Text excerpt:
- Conference: Independent
- Record: 2–2–2
- Head coach: Alfred C. N. Petersen (1st season);
- Captain: John J. Finn
- Home stadium: Worcester Agricultural Fairgrounds, Worcester College Grounds

= 1896 Holy Cross football team =

American college football season

The 1896 Holy Cross football team was an American football team that represented the College of the Holy Cross as an independent in the 1896 college football season. In their first year under head coach Alfred C. N. Petersen, the team compiled a 2–2–2 record. John J. Finn was the team captain.

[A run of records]
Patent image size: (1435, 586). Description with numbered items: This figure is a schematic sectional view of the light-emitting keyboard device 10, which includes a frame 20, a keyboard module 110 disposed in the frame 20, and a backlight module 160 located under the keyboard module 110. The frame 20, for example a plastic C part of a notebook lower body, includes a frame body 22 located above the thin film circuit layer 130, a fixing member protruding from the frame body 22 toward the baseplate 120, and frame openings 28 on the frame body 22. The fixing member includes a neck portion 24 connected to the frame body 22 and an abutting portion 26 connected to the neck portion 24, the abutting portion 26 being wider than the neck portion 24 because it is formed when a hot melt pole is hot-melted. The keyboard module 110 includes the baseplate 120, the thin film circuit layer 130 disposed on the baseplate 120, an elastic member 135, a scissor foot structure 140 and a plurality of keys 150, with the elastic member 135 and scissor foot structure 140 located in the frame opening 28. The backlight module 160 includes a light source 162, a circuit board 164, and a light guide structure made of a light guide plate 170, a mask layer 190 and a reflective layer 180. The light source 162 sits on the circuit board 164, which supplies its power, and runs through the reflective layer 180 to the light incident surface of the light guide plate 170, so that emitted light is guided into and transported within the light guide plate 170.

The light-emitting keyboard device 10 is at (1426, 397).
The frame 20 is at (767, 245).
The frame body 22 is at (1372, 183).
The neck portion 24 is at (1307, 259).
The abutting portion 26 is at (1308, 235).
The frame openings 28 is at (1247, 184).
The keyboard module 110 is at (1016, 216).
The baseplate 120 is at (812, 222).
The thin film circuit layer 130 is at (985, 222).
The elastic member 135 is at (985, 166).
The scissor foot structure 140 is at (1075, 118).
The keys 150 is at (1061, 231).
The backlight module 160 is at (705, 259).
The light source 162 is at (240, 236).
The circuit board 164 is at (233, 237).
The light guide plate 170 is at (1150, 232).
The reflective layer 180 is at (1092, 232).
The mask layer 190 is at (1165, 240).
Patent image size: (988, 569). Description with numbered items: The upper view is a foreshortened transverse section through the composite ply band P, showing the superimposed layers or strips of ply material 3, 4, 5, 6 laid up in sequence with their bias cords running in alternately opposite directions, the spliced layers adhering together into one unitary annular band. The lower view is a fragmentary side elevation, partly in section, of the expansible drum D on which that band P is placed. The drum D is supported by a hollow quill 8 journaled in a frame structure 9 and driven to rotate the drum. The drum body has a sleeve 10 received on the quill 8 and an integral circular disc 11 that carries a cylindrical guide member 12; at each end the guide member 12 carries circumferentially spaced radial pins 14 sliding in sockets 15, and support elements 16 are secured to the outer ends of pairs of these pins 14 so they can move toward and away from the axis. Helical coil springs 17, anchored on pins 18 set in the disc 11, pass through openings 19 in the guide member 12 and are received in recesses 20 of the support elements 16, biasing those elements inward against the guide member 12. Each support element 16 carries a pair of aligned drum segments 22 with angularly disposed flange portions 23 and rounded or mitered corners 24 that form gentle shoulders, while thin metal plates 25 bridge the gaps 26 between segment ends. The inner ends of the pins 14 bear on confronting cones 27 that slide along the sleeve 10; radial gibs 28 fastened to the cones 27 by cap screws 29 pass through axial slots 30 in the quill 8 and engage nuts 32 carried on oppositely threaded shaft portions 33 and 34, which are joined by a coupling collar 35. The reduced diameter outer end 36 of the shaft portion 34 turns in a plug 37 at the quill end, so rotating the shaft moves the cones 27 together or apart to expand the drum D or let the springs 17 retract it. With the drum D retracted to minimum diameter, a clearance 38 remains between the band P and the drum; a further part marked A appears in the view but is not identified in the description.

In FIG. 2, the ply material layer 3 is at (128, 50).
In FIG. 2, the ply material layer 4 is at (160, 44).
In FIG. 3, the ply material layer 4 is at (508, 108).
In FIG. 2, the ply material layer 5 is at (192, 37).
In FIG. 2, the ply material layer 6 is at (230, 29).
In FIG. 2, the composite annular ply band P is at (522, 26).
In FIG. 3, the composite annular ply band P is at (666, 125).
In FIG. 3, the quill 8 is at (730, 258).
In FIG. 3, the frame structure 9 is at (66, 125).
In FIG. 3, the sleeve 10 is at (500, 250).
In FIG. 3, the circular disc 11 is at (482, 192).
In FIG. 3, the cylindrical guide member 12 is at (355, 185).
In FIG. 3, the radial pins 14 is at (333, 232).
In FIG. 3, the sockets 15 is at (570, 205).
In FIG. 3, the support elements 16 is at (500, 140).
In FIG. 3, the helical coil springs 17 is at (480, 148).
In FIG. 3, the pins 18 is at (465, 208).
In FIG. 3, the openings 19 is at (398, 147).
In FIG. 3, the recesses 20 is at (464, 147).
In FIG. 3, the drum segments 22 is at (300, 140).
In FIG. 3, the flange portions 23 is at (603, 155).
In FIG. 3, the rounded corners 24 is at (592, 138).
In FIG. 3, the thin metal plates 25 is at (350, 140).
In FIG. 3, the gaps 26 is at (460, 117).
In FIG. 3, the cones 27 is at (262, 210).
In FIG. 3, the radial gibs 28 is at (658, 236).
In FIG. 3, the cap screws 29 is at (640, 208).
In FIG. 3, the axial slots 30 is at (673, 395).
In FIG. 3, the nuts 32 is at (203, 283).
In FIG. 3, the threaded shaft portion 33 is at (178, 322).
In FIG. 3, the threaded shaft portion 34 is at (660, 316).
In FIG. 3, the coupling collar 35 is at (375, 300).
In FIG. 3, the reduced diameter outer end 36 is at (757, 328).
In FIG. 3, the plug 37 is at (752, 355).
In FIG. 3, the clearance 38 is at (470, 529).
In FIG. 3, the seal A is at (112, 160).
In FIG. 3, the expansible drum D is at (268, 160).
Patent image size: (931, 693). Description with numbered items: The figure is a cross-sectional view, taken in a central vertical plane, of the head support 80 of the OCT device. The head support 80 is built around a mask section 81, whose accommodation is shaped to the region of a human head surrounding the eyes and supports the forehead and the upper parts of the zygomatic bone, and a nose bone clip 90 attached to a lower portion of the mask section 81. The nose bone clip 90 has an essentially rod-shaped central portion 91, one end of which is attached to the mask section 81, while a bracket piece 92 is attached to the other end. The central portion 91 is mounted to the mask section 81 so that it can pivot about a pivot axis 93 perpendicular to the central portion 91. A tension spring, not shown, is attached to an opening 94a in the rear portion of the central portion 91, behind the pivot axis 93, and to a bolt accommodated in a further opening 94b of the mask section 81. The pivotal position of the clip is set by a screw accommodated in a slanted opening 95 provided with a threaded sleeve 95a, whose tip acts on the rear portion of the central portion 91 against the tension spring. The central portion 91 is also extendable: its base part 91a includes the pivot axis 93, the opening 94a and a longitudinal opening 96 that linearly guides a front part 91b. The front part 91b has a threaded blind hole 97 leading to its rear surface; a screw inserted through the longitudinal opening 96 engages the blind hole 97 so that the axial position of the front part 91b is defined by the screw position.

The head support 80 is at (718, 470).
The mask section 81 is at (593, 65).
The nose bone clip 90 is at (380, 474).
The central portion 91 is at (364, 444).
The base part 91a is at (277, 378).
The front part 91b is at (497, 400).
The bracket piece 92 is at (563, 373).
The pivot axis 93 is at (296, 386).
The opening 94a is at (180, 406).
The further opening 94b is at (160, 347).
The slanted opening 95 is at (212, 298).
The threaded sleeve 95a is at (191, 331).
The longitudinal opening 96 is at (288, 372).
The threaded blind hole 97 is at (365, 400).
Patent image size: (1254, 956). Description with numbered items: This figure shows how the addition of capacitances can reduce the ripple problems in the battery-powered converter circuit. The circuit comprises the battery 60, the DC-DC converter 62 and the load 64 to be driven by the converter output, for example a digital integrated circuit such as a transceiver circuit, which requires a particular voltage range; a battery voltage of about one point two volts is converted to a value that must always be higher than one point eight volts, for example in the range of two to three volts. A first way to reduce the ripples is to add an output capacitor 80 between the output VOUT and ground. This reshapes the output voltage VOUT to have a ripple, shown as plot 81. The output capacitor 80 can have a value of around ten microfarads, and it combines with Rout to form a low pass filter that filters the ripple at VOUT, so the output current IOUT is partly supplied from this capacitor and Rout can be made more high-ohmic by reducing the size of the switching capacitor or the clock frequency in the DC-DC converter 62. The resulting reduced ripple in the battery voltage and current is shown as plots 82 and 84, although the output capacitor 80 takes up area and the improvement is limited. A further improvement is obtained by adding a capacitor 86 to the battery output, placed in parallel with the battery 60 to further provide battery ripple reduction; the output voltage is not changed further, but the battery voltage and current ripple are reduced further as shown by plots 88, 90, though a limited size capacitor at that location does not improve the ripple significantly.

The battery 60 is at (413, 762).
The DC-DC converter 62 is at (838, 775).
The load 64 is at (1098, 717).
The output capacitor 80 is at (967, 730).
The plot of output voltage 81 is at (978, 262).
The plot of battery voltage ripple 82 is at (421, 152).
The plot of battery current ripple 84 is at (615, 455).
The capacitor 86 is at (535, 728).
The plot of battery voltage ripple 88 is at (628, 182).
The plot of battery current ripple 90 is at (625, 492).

Written tasks:
• a. From the 1896 Holy Cross football text, copy word for word the part that opens with the words containing "The 1896 Holy" and closes with "the team captain.".
• b. Translate this sentence from the 1896 Holy Cross football text into French: "In their first year under head coach Alfred C. N. Petersen, the team compiled a 2–2–2 record."

Answers:
• a.
The 1896 Holy Cross football team was an American football team that represented the College of the Holy Cross as an independent in the 1896 college football season. In their first year under head coach Alfred C. N. Petersen, the team compiled a 2–2–2 record. John J. Finn was the team captain.

• b. Lors de sa première année sous la direction de l'entraîneur principal Alfred C. N. Petersen, l'équipe a obtenu un bilan de 2–2–2.